:: Requirement ::
Rewrite everything in the records from the line that contains "menu-fullscreen[interactable]: Afficher la" down to the line that contains "tool-document-right[interactable]: Document —", both included, as a Markdown table with the columns Row and Line. Number the rows in order and leave out blank lines.

:: Listing ::
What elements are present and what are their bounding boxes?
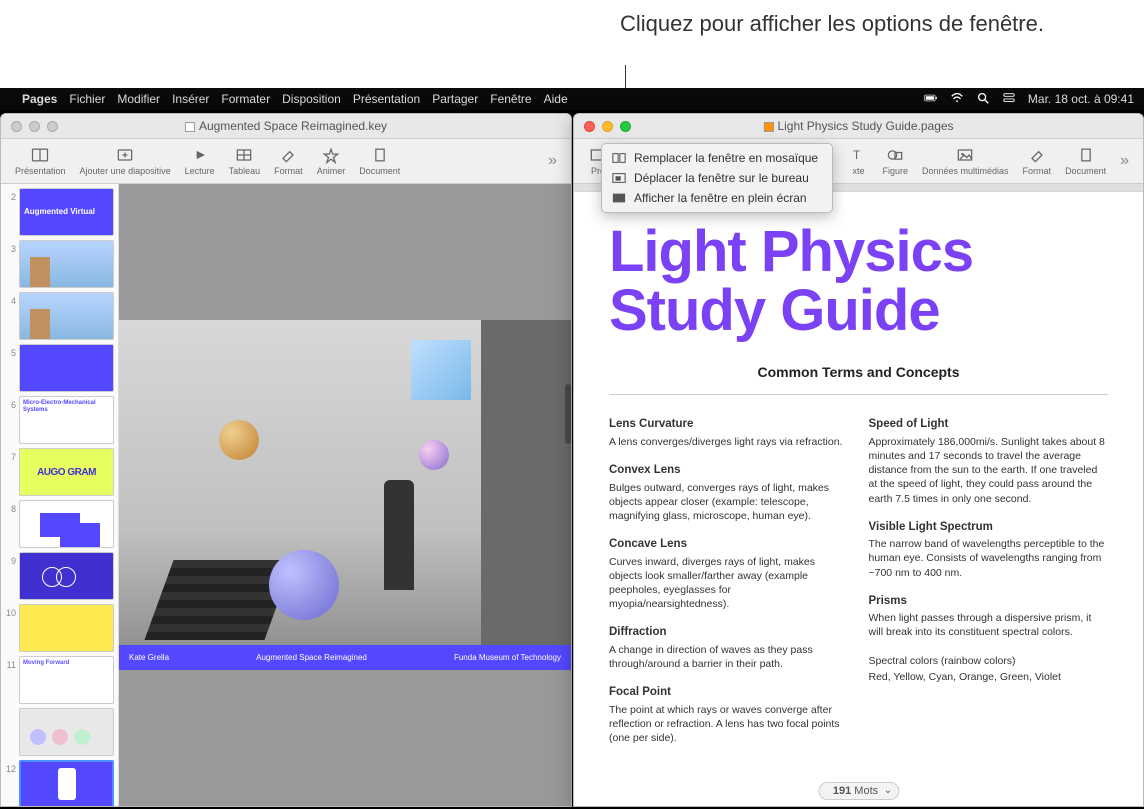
menu-fullscreen[interactable]: Afficher la fenêtre en plein écran — [602, 188, 832, 208]
tool-play[interactable]: Lecture — [179, 144, 221, 178]
tool-format-right[interactable]: Format — [1017, 144, 1058, 178]
slide-thumbnail[interactable]: 2Augmented Virtual — [5, 188, 114, 236]
tool-document-right[interactable]: Document — [1059, 144, 1112, 178]
tool-presentation[interactable]: Présentation — [9, 144, 72, 178]
minimize-button-right[interactable] — [602, 121, 613, 132]
close-button-left[interactable] — [11, 121, 22, 132]
tool-format-left[interactable]: Format — [268, 144, 309, 178]
callout-text: Cliquez pour afficher les options de fen… — [620, 10, 1044, 39]
tool-shape[interactable]: Figure — [876, 144, 914, 178]
sphere-icon — [419, 440, 449, 470]
slide-thumbnail[interactable]: 3 — [5, 240, 114, 288]
tool-add-slide[interactable]: Ajouter une diapositive — [74, 144, 177, 178]
slide-thumbnail[interactable]: 7AUGO GRAM — [5, 448, 114, 496]
sphere-icon — [219, 420, 259, 460]
document-body[interactable]: Light Physics Study Guide Common Terms a… — [574, 184, 1143, 806]
fullscreen-button-right[interactable] — [620, 121, 631, 132]
battery-icon[interactable] — [924, 91, 938, 108]
slide-thumbnail[interactable]: 5 — [5, 344, 114, 392]
app-name[interactable]: Pages — [22, 92, 57, 106]
window-pages: Light Physics Study Guide.pages Remplace… — [573, 113, 1144, 807]
spotlight-icon[interactable] — [976, 91, 990, 108]
toolbar-overflow-left[interactable]: » — [542, 150, 563, 172]
titlebar-left[interactable]: Augmented Space Reimagined.key — [1, 114, 571, 139]
slide-thumbnail[interactable]: 4 — [5, 292, 114, 340]
slide-thumbnail[interactable]: 10 — [5, 604, 114, 652]
slide-canvas-area[interactable]: Kate Grella Augmented Space Reimagined F… — [119, 184, 571, 806]
slide-caption-bar: Kate Grella Augmented Space Reimagined F… — [119, 645, 571, 670]
clock[interactable]: Mar. 18 oct. à 09:41 — [1028, 92, 1134, 106]
menu-move-to-desktop[interactable]: Déplacer la fenêtre sur le bureau — [602, 168, 832, 188]
toolbar-overflow-right[interactable]: » — [1114, 150, 1135, 172]
desktop-icon — [612, 172, 626, 184]
sphere-icon — [269, 550, 339, 620]
slide-thumbnail[interactable]: 9 — [5, 552, 114, 600]
tool-animate[interactable]: Animer — [311, 144, 352, 178]
menu-modifier[interactable]: Modifier — [117, 92, 160, 106]
wifi-icon[interactable] — [950, 91, 964, 108]
slide-thumbnail[interactable]: 8 — [5, 500, 114, 548]
menu-replace-tiled[interactable]: Remplacer la fenêtre en mosaïque — [602, 148, 832, 168]
slide-thumbnail[interactable]: 6Micro-Electro-Mechanical Systems — [5, 396, 114, 444]
divider — [609, 394, 1108, 395]
tile-icon — [612, 152, 626, 164]
menu-presentation[interactable]: Présentation — [353, 92, 420, 106]
page[interactable]: Light Physics Study Guide Common Terms a… — [574, 192, 1143, 806]
column-right[interactable]: Speed of LightApproximately 186,000mi/s.… — [869, 417, 1109, 759]
menu-inserer[interactable]: Insérer — [172, 92, 209, 106]
desktop: Pages Fichier Modifier Insérer Formater … — [0, 88, 1144, 809]
fullscreen-button-left[interactable] — [47, 121, 58, 132]
scrollbar[interactable] — [565, 384, 571, 444]
menubar: Pages Fichier Modifier Insérer Formater … — [0, 88, 1144, 110]
menu-disposition[interactable]: Disposition — [282, 92, 341, 106]
tool-media[interactable]: Données multimédias — [916, 144, 1015, 178]
fullscreen-icon — [612, 192, 626, 204]
doc-subtitle[interactable]: Common Terms and Concepts — [609, 364, 1108, 380]
menu-formater[interactable]: Formater — [221, 92, 270, 106]
caption-title: Augmented Space Reimagined — [256, 653, 367, 662]
titlebar-right[interactable]: Light Physics Study Guide.pages — [574, 114, 1143, 139]
tool-document-left[interactable]: Document — [353, 144, 406, 178]
toolbar-left: Présentation Ajouter une diapositive Lec… — [1, 139, 571, 184]
close-button-right[interactable] — [584, 121, 595, 132]
window-keynote: Augmented Space Reimagined.key Présentat… — [0, 113, 572, 807]
menu-partager[interactable]: Partager — [432, 92, 478, 106]
caption-venue: Funda Museum of Technology — [454, 653, 561, 662]
slide-thumbnail[interactable]: 12 — [5, 760, 114, 806]
slide-canvas: Kate Grella Augmented Space Reimagined F… — [119, 320, 571, 670]
slide-thumbnail[interactable]: 11Moving Forward — [5, 656, 114, 704]
tool-table[interactable]: Tableau — [223, 144, 267, 178]
menu-aide[interactable]: Aide — [544, 92, 568, 106]
doc-title[interactable]: Light Physics Study Guide — [609, 222, 1108, 340]
slide-thumbnail[interactable] — [5, 708, 114, 756]
svg-text:T: T — [853, 149, 860, 162]
person-figure — [384, 480, 414, 590]
column-left[interactable]: Lens CurvatureA lens converges/diverges … — [609, 417, 849, 759]
word-count[interactable]: 191 Mots — [818, 782, 899, 800]
menu-fenetre[interactable]: Fenêtre — [490, 92, 531, 106]
caption-author: Kate Grella — [129, 653, 169, 662]
minimize-button-left[interactable] — [29, 121, 40, 132]
control-center-icon[interactable] — [1002, 91, 1016, 108]
window-title-left: Augmented Space Reimagined.key — [185, 119, 387, 133]
window-title-right: Light Physics Study Guide.pages — [763, 119, 953, 133]
window-options-menu: Remplacer la fenêtre en mosaïque Déplace… — [601, 143, 833, 213]
slide-navigator[interactable]: 2Augmented Virtual3456Micro-Electro-Mech… — [1, 184, 119, 806]
menu-fichier[interactable]: Fichier — [69, 92, 105, 106]
tool-text[interactable]: Txte — [842, 144, 874, 178]
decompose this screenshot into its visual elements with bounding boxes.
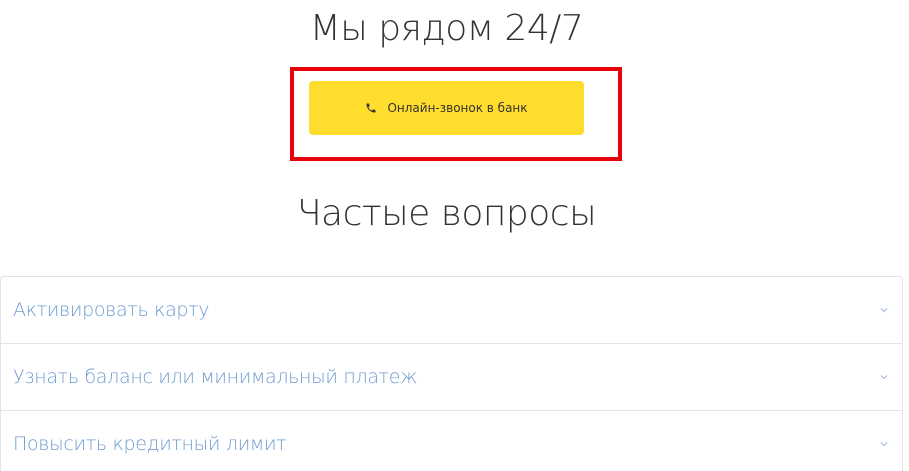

:: Solution ::
| Row | Line |
|---|---|
| 1 | menu-fullscreen[interactable]: Afficher la fenêtre en plein écran — [602, 188, 832, 208] |
| 2 | tool-play[interactable]: Lecture — [179, 144, 221, 178] |
| 3 | tool-format-right[interactable]: Format — [1017, 144, 1058, 178] |
| 4 | slide-thumbnail[interactable]: 2Augmented Virtual — [5, 188, 114, 236] |
| 5 | tool-document-right[interactable]: Document — [1059, 144, 1112, 178] |